:: REQUIRED TASK ::
Which lines run from the line with "Read out every word on this page." to the end of the entries? Write out exactly those, leaving out the pictures.

:: Dataset items ::
>>
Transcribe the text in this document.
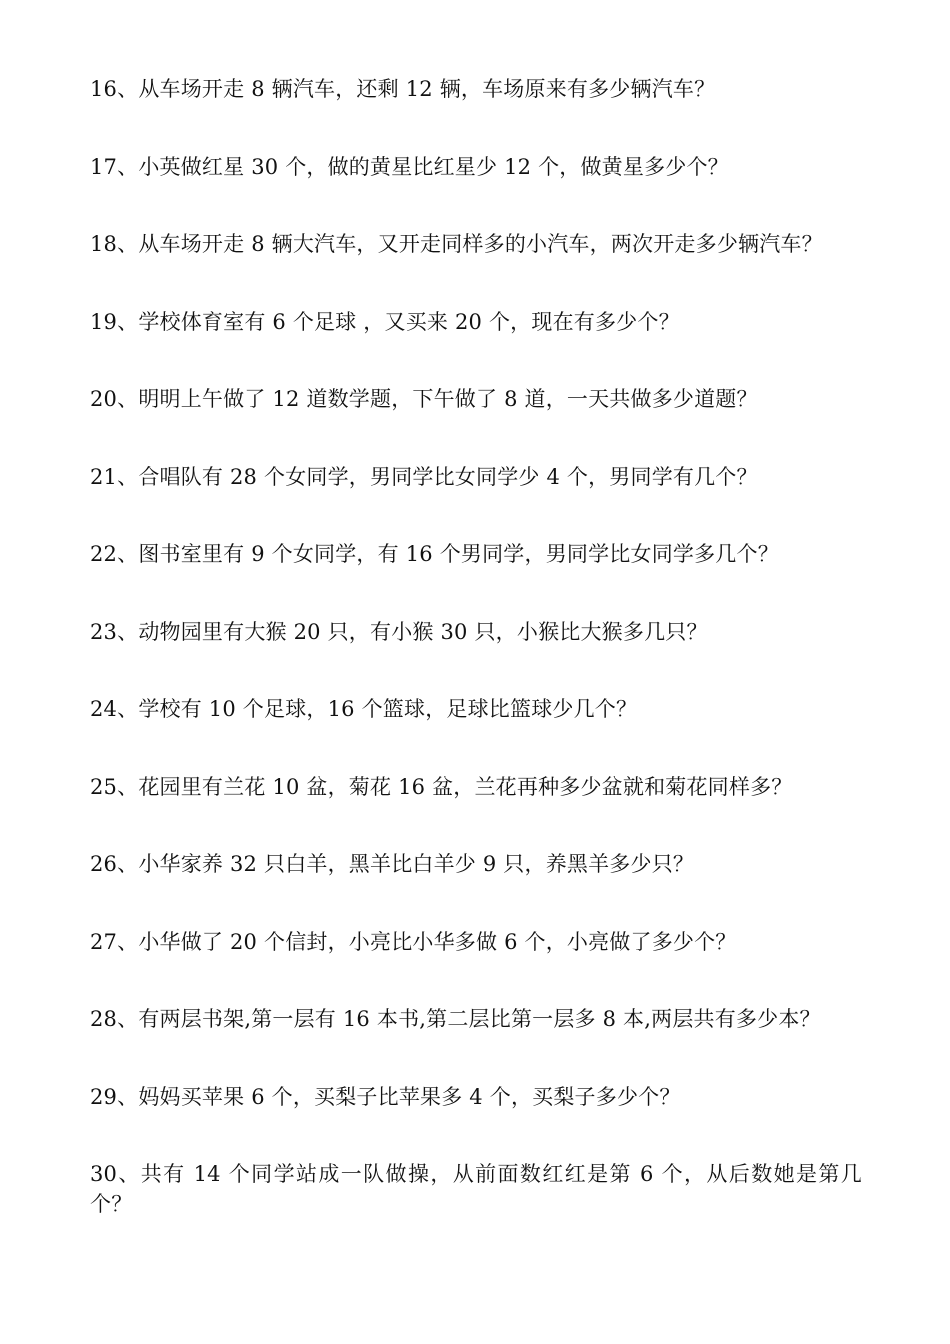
16、从车场开走 8 辆汽车，还剩 12 辆，车场原来有多少辆汽车？
17、小英做红星 30 个，做的黄星比红星少 12 个，做黄星多少个？
18、从车场开走 8 辆大汽车，又开走同样多的小汽车，两次开走多少辆汽车？
19、学校体育室有 6 个足球 ，又买来 20 个，现在有多少个？
20、明明上午做了 12 道数学题，下午做了 8 道，一天共做多少道题？
21、合唱队有 28 个女同学，男同学比女同学少 4 个，男同学有几个？
22、图书室里有 9 个女同学，有 16 个男同学，男同学比女同学多几个？
23、动物园里有大猴 20 只，有小猴 30 只，小猴比大猴多几只？
24、学校有 10 个足球，16 个篮球，足球比篮球少几个？
25、花园里有兰花 10 盆，菊花 16 盆，兰花再种多少盆就和菊花同样多？
26、小华家养 32 只白羊，黑羊比白羊少 9 只，养黑羊多少只？
27、小华做了 20 个信封，小亮比小华多做 6 个，小亮做了多少个？
28、有两层书架,第一层有 16 本书,第二层比第一层多 8 本,两层共有多少本？
29、妈妈买苹果 6 个，买梨子比苹果多 4 个，买梨子多少个？
30、共有 14 个同学站成一队做操，从前面数红红是第 6 个，从后数她是第几个？
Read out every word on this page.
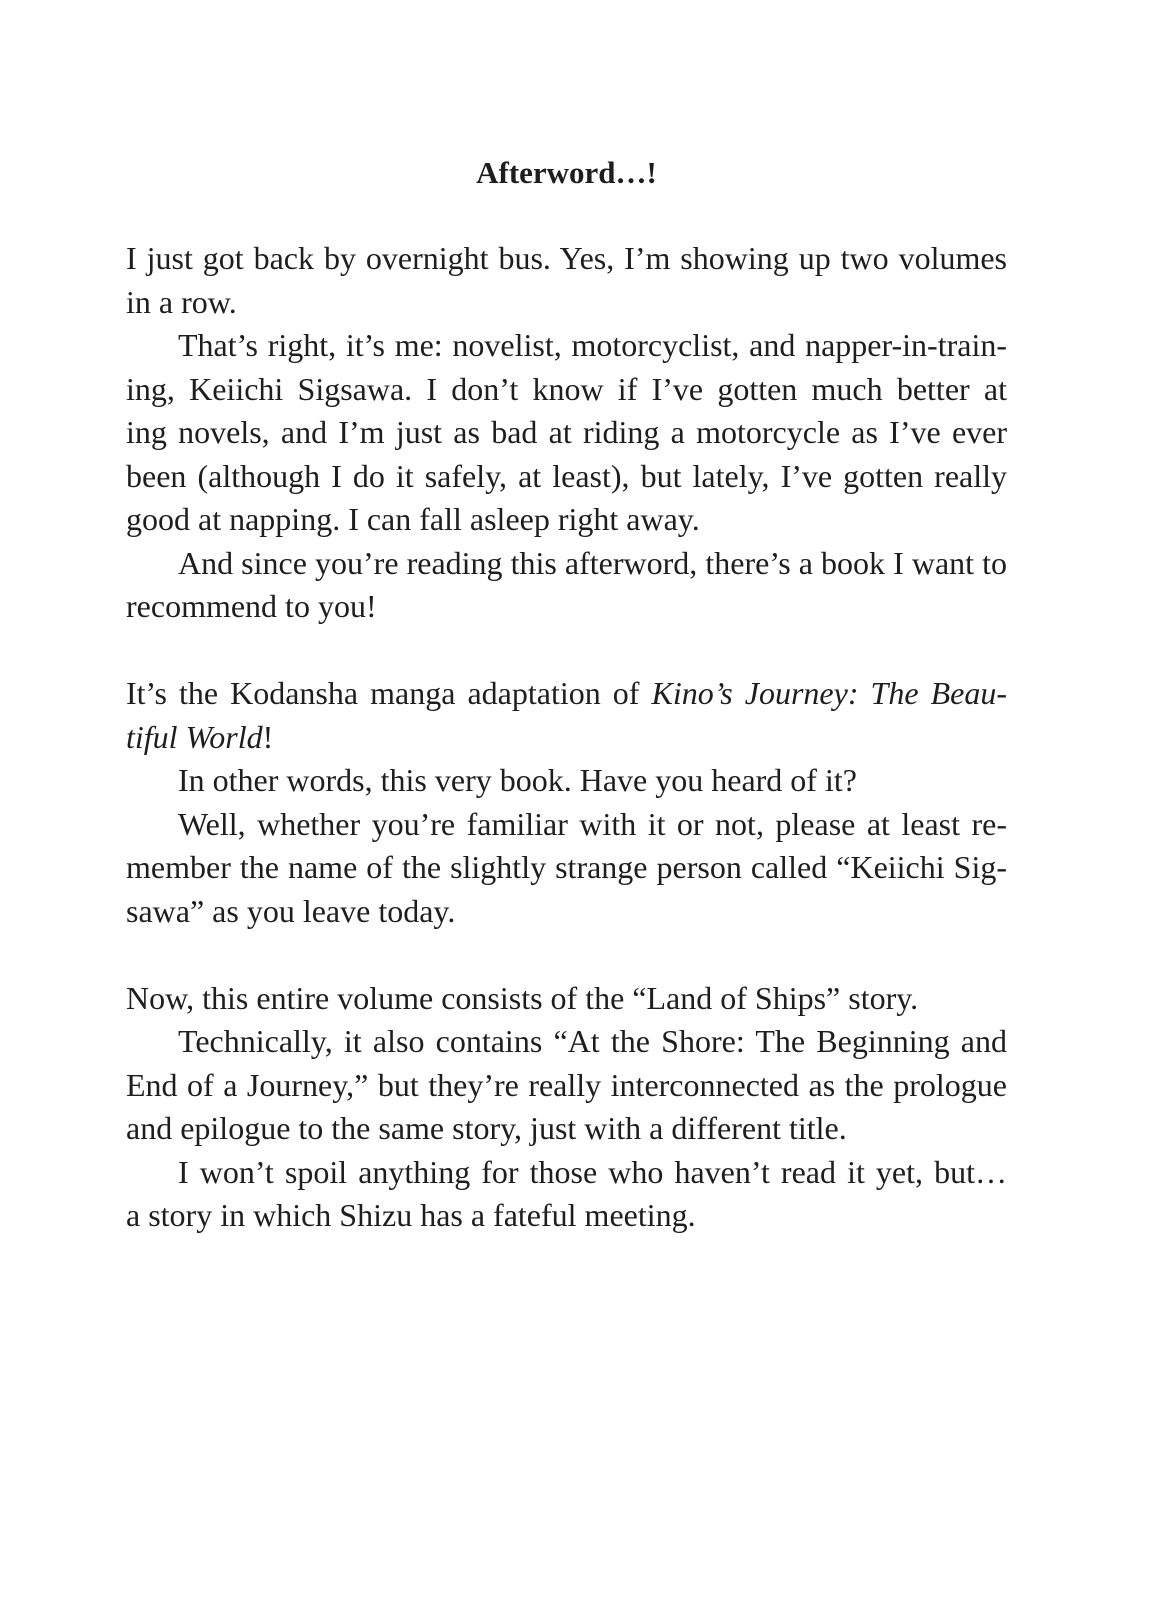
Afterword…!
I just got back by overnight bus. Yes, I’m showing up two volumes
in a row.
That’s right, it’s me: novelist, motorcyclist, and napper-in-train-
ing, Keiichi Sigsawa. I don’t know if I’ve gotten much better at
ing novels, and I’m just as bad at riding a motorcycle as I’ve ever
been (although I do it safely, at least), but lately, I’ve gotten really
good at napping. I can fall asleep right away.
And since you’re reading this afterword, there’s a book I want to
recommend to you!
It’s the Kodansha manga adaptation of Kino’s Journey: The Beau-
tiful World!
In other words, this very book. Have you heard of it?
Well, whether you’re familiar with it or not, please at least re-
member the name of the slightly strange person called “Keiichi Sig-
sawa” as you leave today.
Now, this entire volume consists of the “Land of Ships” story.
Technically, it also contains “At the Shore: The Beginning and
End of a Journey,” but they’re really interconnected as the prologue
and epilogue to the same story, just with a different title.
I won’t spoil anything for those who haven’t read it yet, but…
a story in which Shizu has a fateful meeting.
<<
:: EXPECTED ANSWER ::
Read out every word on this page.
Afterword…!
I just got back by overnight bus. Yes, I’m showing up two volumes
in a row.
That’s right, it’s me: novelist, motorcyclist, and napper-in-train-
ing, Keiichi Sigsawa. I don’t know if I’ve gotten much better at
ing novels, and I’m just as bad at riding a motorcycle as I’ve ever
been (although I do it safely, at least), but lately, I’ve gotten really
good at napping. I can fall asleep right away.
And since you’re reading this afterword, there’s a book I want to
recommend to you!
It’s the Kodansha manga adaptation of Kino’s Journey: The Beau-
tiful World!
In other words, this very book. Have you heard of it?
Well, whether you’re familiar with it or not, please at least re-
member the name of the slightly strange person called “Keiichi Sig-
sawa” as you leave today.
Now, this entire volume consists of the “Land of Ships” story.
Technically, it also contains “At the Shore: The Beginning and
End of a Journey,” but they’re really interconnected as the prologue
and epilogue to the same story, just with a different title.
I won’t spoil anything for those who haven’t read it yet, but…
a story in which Shizu has a fateful meeting.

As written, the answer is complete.